■ DIRECTION ■
Beginning with the line where "Read this page and output its text content." appears, repeat every remaining line of the entries exactly, the last line included.

Dataset records
——
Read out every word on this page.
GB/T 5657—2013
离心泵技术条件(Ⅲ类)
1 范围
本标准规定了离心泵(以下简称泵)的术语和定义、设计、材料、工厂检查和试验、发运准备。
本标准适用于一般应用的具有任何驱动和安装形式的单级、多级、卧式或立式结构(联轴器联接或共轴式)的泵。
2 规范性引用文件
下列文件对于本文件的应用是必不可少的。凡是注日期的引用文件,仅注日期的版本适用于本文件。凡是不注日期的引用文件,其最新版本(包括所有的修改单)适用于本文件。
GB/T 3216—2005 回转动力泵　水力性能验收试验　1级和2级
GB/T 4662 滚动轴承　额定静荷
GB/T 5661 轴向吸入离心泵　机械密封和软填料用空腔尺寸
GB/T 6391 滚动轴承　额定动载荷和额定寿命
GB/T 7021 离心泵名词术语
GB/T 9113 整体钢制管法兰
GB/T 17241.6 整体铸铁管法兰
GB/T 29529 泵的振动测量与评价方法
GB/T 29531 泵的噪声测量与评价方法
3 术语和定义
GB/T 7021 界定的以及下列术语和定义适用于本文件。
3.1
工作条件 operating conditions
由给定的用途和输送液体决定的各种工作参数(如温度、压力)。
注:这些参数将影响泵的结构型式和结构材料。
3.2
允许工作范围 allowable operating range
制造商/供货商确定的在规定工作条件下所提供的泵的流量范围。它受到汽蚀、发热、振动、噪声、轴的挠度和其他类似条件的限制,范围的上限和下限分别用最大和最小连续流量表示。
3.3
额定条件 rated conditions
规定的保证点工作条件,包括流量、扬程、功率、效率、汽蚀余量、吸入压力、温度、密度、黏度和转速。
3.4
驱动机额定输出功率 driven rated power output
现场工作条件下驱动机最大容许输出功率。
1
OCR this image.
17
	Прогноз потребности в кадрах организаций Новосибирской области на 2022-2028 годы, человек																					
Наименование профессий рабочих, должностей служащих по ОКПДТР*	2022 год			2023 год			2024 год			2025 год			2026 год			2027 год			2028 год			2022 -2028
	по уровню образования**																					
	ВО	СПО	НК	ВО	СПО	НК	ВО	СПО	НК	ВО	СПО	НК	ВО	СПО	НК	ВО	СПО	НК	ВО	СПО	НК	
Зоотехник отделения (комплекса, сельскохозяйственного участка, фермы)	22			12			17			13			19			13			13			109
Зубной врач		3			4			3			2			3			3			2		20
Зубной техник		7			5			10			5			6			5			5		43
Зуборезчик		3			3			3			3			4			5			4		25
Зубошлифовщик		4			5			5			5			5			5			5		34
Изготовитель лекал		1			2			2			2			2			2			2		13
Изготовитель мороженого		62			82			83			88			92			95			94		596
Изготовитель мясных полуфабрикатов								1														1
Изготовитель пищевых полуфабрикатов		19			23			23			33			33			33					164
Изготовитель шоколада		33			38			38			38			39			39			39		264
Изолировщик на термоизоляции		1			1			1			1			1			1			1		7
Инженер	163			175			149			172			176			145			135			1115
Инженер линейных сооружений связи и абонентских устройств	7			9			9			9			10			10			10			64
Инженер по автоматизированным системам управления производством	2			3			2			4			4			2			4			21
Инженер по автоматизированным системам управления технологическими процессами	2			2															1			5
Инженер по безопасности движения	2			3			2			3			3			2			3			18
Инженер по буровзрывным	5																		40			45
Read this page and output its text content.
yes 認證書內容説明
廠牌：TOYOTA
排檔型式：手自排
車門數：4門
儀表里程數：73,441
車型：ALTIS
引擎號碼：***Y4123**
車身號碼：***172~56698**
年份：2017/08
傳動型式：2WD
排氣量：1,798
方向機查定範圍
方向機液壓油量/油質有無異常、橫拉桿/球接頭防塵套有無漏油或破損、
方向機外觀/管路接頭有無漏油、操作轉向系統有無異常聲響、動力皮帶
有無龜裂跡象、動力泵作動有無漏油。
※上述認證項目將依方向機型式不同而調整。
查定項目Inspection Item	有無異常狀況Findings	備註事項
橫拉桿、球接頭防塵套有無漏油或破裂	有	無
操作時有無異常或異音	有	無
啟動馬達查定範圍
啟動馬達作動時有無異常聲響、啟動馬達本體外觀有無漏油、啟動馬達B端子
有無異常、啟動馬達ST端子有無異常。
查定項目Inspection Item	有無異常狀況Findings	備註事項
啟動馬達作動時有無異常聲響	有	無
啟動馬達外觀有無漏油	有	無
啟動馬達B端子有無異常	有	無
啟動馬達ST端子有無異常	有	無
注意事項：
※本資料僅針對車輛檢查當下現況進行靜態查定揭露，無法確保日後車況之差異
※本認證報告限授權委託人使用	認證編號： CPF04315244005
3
——
■ OUTPUT OF THE EXERCISE ■
Read this page and output its text content.
yes 認證書內容説明
廠牌：TOYOTA
排檔型式：手自排
車門數：4門
儀表里程數：73,441
車型：ALTIS
引擎號碼：***Y4123**
車身號碼：***172~56698**
年份：2017/08
傳動型式：2WD
排氣量：1,798
方向機查定範圍
方向機液壓油量/油質有無異常、橫拉桿/球接頭防塵套有無漏油或破損、
方向機外觀/管路接頭有無漏油、操作轉向系統有無異常聲響、動力皮帶
有無龜裂跡象、動力泵作動有無漏油。
※上述認證項目將依方向機型式不同而調整。
查定項目Inspection Item	有無異常狀況Findings	備註事項
橫拉桿、球接頭防塵套有無漏油或破裂	有	無
操作時有無異常或異音	有	無
啟動馬達查定範圍
啟動馬達作動時有無異常聲響、啟動馬達本體外觀有無漏油、啟動馬達B端子
有無異常、啟動馬達ST端子有無異常。
查定項目Inspection Item	有無異常狀況Findings	備註事項
啟動馬達作動時有無異常聲響	有	無
啟動馬達外觀有無漏油	有	無
啟動馬達B端子有無異常	有	無
啟動馬達ST端子有無異常	有	無
注意事項：
※本資料僅針對車輛檢查當下現況進行靜態查定揭露，無法確保日後車況之差異
※本認證報告限授權委託人使用	認證編號： CPF04315244005
3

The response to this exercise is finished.